* _Requirements_: Among the lines of these entries, how many hold the word "اعلیحضرت"? State only the number.

* _Records supplied_:
- - - -

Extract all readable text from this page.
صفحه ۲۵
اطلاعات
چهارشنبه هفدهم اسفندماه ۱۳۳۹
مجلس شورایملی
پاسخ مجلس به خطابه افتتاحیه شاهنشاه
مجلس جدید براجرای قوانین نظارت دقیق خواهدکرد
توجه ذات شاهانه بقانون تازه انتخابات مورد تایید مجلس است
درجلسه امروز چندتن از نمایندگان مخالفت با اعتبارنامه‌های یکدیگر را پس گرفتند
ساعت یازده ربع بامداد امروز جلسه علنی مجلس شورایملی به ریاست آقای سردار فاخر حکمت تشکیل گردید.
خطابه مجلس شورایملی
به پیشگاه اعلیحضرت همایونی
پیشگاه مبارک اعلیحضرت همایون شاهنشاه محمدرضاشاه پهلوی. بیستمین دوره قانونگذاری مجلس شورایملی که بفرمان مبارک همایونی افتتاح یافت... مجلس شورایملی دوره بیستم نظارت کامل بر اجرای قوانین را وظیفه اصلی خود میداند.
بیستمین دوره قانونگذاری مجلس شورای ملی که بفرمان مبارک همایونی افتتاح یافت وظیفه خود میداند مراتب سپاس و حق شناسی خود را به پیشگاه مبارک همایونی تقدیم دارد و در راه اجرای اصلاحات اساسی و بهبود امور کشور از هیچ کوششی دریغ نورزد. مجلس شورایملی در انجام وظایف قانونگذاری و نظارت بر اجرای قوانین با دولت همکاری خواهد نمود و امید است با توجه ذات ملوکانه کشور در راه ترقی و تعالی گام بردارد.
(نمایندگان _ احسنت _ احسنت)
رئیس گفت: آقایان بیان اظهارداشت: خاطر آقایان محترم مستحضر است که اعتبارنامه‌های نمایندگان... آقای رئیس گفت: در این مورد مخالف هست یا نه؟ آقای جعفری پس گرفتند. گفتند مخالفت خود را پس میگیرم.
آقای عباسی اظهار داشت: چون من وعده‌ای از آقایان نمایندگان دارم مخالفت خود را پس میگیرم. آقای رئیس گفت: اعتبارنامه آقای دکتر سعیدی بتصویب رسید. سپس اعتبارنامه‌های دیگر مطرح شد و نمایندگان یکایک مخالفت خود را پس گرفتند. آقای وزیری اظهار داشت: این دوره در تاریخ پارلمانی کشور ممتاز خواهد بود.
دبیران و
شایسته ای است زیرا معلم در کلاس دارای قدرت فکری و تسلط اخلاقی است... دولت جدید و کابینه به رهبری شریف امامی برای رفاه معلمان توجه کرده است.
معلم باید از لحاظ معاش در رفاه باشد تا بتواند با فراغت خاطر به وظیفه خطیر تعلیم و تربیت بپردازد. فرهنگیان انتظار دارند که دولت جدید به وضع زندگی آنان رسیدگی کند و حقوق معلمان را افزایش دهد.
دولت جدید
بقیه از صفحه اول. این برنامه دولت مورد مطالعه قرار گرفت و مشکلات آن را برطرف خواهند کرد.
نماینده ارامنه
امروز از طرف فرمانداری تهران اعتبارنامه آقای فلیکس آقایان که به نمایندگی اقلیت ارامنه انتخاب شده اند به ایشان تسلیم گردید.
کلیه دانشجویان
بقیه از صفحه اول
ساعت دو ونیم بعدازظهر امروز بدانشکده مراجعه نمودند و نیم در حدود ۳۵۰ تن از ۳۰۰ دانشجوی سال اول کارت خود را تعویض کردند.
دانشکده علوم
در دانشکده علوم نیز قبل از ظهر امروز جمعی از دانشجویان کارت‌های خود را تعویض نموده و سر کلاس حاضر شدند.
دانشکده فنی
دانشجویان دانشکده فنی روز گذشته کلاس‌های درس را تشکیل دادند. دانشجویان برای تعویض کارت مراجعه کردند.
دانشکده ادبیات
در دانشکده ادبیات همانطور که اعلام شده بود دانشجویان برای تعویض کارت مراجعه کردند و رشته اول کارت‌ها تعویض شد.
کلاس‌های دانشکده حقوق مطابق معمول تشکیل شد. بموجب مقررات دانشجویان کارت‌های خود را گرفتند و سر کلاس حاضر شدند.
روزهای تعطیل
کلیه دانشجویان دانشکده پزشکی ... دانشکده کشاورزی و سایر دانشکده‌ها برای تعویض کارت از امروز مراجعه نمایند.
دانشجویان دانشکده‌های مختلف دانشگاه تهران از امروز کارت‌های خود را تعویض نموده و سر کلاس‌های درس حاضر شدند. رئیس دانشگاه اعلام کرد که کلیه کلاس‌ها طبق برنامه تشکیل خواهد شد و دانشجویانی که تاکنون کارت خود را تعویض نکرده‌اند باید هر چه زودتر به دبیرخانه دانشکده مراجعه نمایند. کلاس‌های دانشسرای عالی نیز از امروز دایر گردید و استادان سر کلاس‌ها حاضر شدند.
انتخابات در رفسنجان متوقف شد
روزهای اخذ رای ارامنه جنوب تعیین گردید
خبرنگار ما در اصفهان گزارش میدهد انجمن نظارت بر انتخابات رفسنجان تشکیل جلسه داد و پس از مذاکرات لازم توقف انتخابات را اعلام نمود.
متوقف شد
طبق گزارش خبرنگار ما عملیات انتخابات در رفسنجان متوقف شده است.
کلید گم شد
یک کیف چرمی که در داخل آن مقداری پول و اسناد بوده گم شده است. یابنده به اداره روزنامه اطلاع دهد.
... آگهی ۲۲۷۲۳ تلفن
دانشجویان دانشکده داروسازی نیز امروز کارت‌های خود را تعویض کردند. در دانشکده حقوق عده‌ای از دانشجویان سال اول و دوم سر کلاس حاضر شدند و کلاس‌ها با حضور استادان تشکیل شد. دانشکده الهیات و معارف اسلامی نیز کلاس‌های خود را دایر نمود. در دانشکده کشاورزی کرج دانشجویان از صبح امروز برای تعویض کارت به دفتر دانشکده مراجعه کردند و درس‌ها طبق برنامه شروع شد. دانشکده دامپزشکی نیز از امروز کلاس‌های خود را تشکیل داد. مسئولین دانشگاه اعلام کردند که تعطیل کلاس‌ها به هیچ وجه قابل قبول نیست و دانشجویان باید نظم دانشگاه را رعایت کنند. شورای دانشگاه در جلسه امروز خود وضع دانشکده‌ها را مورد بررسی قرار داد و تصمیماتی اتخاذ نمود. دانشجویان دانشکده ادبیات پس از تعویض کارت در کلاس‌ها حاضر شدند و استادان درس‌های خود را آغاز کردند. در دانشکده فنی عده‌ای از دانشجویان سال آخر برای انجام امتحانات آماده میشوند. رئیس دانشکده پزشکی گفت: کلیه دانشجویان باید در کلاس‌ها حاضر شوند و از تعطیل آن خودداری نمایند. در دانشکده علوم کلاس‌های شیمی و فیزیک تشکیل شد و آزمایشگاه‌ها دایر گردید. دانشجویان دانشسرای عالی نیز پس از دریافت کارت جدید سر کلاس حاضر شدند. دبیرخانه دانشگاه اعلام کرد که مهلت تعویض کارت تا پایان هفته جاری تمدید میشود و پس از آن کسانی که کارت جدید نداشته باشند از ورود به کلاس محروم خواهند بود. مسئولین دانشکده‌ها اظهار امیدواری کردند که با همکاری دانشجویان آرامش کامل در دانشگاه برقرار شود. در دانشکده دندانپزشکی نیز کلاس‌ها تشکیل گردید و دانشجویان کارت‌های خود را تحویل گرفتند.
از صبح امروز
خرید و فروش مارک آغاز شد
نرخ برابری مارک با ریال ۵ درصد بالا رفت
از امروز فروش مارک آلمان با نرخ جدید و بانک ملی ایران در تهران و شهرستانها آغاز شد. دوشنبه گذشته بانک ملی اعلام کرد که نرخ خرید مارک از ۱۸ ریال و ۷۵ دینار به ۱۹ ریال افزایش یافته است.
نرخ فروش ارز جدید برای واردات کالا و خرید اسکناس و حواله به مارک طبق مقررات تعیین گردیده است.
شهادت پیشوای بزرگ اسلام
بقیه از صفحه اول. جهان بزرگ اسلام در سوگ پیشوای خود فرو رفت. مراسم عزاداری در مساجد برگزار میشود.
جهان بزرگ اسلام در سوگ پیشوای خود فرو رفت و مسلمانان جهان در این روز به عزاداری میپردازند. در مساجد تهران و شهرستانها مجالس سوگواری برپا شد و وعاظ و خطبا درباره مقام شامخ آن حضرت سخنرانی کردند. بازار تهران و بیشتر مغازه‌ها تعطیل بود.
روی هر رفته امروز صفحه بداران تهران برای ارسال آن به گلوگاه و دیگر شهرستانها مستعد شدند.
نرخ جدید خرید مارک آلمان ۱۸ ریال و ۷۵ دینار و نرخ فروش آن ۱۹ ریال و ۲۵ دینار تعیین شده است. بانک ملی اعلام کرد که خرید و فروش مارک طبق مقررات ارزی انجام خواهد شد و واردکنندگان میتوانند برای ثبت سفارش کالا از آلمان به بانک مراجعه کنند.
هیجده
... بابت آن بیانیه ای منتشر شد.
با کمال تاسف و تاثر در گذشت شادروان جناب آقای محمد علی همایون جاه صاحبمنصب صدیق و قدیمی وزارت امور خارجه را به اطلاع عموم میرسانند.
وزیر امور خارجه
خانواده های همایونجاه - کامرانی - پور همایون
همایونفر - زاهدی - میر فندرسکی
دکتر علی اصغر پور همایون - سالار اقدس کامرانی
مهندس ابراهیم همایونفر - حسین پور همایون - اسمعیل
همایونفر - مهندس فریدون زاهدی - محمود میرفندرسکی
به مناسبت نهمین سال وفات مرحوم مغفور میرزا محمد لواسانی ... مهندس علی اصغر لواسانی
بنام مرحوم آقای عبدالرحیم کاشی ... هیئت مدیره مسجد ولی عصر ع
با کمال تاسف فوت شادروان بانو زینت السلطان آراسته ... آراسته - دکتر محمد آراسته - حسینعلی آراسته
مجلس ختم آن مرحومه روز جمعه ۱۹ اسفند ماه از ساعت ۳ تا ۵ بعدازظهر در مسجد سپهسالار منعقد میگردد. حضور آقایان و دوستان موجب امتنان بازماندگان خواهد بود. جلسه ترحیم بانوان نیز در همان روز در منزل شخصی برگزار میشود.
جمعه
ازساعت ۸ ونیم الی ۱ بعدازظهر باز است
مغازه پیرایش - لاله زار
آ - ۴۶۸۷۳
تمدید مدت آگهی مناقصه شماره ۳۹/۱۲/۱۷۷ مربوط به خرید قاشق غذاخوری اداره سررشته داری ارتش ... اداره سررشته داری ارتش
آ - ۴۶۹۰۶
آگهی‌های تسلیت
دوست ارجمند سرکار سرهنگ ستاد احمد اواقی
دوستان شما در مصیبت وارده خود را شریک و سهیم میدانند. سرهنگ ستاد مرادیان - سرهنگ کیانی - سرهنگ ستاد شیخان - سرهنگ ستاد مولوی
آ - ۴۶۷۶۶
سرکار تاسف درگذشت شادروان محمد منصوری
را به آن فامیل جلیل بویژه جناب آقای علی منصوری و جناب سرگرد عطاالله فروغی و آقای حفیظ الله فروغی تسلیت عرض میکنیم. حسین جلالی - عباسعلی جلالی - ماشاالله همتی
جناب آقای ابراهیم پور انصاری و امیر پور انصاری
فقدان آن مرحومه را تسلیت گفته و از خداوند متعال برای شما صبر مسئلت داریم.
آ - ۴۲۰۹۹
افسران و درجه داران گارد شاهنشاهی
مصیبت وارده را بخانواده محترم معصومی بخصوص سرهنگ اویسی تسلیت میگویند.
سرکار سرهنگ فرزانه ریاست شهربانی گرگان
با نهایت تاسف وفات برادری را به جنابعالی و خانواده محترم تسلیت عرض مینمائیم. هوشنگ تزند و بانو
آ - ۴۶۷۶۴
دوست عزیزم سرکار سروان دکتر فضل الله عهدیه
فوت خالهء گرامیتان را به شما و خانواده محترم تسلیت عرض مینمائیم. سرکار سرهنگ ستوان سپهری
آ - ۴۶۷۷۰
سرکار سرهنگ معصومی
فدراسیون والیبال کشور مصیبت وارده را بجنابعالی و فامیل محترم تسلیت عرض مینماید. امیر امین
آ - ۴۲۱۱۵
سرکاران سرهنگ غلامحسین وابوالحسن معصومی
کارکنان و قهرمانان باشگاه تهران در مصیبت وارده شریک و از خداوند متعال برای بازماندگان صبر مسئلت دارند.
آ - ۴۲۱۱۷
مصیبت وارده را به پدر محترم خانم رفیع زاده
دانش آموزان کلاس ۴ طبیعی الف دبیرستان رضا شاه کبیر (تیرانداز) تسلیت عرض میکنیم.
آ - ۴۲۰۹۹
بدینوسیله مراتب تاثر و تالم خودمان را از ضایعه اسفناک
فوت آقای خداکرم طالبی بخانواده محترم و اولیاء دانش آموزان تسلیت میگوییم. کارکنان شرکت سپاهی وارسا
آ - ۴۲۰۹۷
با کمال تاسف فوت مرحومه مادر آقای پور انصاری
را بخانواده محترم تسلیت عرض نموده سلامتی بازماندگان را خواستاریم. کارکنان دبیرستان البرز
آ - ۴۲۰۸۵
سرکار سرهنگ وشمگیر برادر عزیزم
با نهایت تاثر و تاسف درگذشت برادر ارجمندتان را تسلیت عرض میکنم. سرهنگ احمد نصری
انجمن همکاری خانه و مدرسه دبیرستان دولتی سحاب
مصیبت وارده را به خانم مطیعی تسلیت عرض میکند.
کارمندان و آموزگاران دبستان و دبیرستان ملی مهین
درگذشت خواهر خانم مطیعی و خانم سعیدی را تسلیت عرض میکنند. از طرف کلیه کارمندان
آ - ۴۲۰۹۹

- - - -

* _Written reply_: 2